- _LISTED RECORDS_:
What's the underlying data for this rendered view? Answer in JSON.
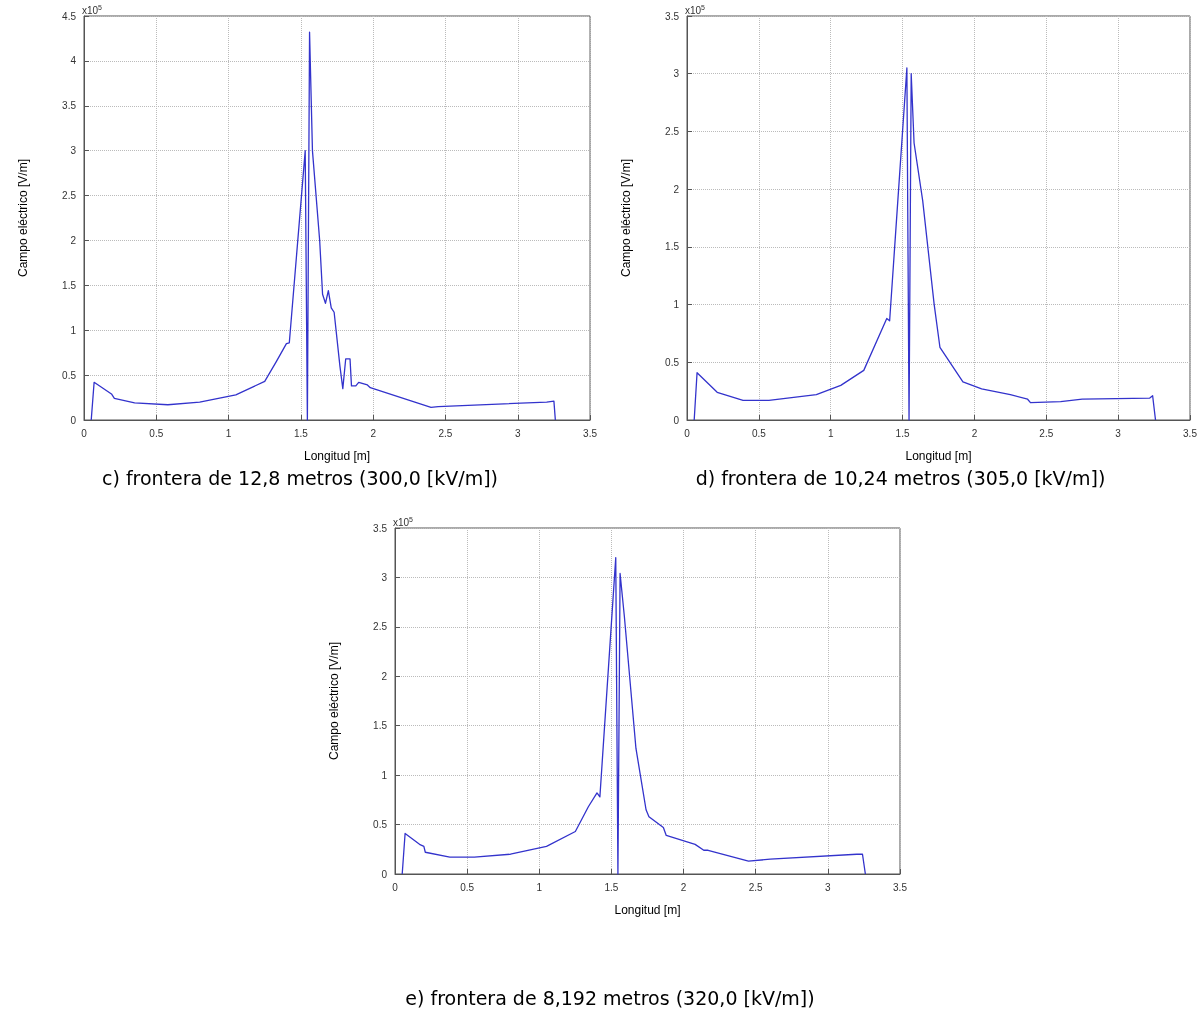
{
  "chart_data": [
    {
      "type": "line",
      "title": "c) frontera de 12,8 metros (300,0 [kV/m])",
      "xlabel": "Longitud [m]",
      "ylabel": "Campo eléctrico [V/m]",
      "annotations": [
        "x10$^{5}$"
      ],
      "grid": true,
      "marker": "none",
      "line_style": "solid",
      "xlim": [
        0,
        3.5
      ],
      "xticks": [
        0,
        0.5,
        1,
        1.5,
        2,
        2.5,
        3,
        3.5
      ],
      "ylim": [
        0,
        4.5
      ],
      "yticks": [
        0,
        0.5,
        1,
        1.5,
        2,
        2.5,
        3,
        3.5,
        4,
        4.5
      ],
      "series": [
        {
          "color": "#3333cc",
          "x": [
            0.05,
            0.07,
            0.19,
            0.21,
            0.35,
            0.58,
            0.8,
            1.05,
            1.25,
            1.33,
            1.4,
            1.42,
            1.53,
            1.545,
            1.56,
            1.58,
            1.63,
            1.65,
            1.67,
            1.69,
            1.71,
            1.73,
            1.77,
            1.79,
            1.81,
            1.84,
            1.85,
            1.88,
            1.9,
            1.96,
            1.98,
            2.4,
            2.45,
            3.2,
            3.25,
            3.26
          ],
          "values": [
            0,
            0.42,
            0.29,
            0.24,
            0.19,
            0.17,
            0.2,
            0.28,
            0.43,
            0.65,
            0.85,
            0.86,
            3.0,
            0,
            4.32,
            3.0,
            2.0,
            1.4,
            1.3,
            1.44,
            1.25,
            1.2,
            0.6,
            0.35,
            0.68,
            0.68,
            0.38,
            0.38,
            0.42,
            0.39,
            0.36,
            0.14,
            0.15,
            0.2,
            0.21,
            0
          ]
        }
      ]
    },
    {
      "type": "line",
      "title": "d) frontera de 10,24 metros (305,0 [kV/m])",
      "xlabel": "Longitud [m]",
      "ylabel": "Campo eléctrico [V/m]",
      "annotations": [
        "x10$^{5}$"
      ],
      "grid": true,
      "marker": "none",
      "line_style": "solid",
      "xlim": [
        0,
        3.5
      ],
      "xticks": [
        0,
        0.5,
        1,
        1.5,
        2,
        2.5,
        3,
        3.5
      ],
      "ylim": [
        0,
        3.5
      ],
      "yticks": [
        0,
        0.5,
        1,
        1.5,
        2,
        2.5,
        3,
        3.5
      ],
      "series": [
        {
          "color": "#3333cc",
          "x": [
            0.05,
            0.07,
            0.21,
            0.39,
            0.57,
            0.9,
            1.07,
            1.23,
            1.39,
            1.41,
            1.53,
            1.545,
            1.56,
            1.58,
            1.64,
            1.72,
            1.76,
            1.92,
            2.05,
            2.25,
            2.37,
            2.39,
            2.6,
            2.75,
            3.22,
            3.24,
            3.26
          ],
          "values": [
            0,
            0.41,
            0.24,
            0.17,
            0.17,
            0.22,
            0.3,
            0.43,
            0.88,
            0.86,
            3.05,
            0,
            3.0,
            2.4,
            1.9,
            1.0,
            0.63,
            0.33,
            0.27,
            0.22,
            0.18,
            0.15,
            0.16,
            0.18,
            0.19,
            0.21,
            0
          ]
        }
      ]
    },
    {
      "type": "line",
      "title": "e) frontera de 8,192 metros (320,0 [kV/m])",
      "xlabel": "Longitud [m]",
      "ylabel": "Campo eléctrico [V/m]",
      "annotations": [
        "x10$^{5}$"
      ],
      "grid": true,
      "marker": "none",
      "line_style": "solid",
      "xlim": [
        0,
        3.5
      ],
      "xticks": [
        0,
        0.5,
        1,
        1.5,
        2,
        2.5,
        3,
        3.5
      ],
      "ylim": [
        0,
        3.5
      ],
      "yticks": [
        0,
        0.5,
        1,
        1.5,
        2,
        2.5,
        3,
        3.5
      ],
      "series": [
        {
          "color": "#3333cc",
          "x": [
            0.05,
            0.07,
            0.17,
            0.2,
            0.21,
            0.38,
            0.55,
            0.8,
            1.05,
            1.25,
            1.34,
            1.4,
            1.42,
            1.53,
            1.545,
            1.56,
            1.59,
            1.67,
            1.74,
            1.76,
            1.86,
            1.88,
            2.08,
            2.14,
            2.17,
            2.45,
            2.6,
            3.2,
            3.24,
            3.26
          ],
          "values": [
            0,
            0.41,
            0.3,
            0.28,
            0.22,
            0.17,
            0.17,
            0.2,
            0.28,
            0.43,
            0.68,
            0.82,
            0.78,
            3.2,
            0,
            3.04,
            2.6,
            1.27,
            0.65,
            0.58,
            0.47,
            0.39,
            0.3,
            0.24,
            0.24,
            0.13,
            0.15,
            0.2,
            0.2,
            0
          ]
        }
      ]
    }
  ]
}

- _INSTRUCTIONS TO FOLLOW_: Collect the lines of the records that include the string "frontera".

- _ANSWER TO THIS PROBLEM_:
      "title": "c) frontera de 12,8 metros (300,0 [kV/m])",
      "title": "d) frontera de 10,24 metros (305,0 [kV/m])",
      "title": "e) frontera de 8,192 metros (320,0 [kV/m])",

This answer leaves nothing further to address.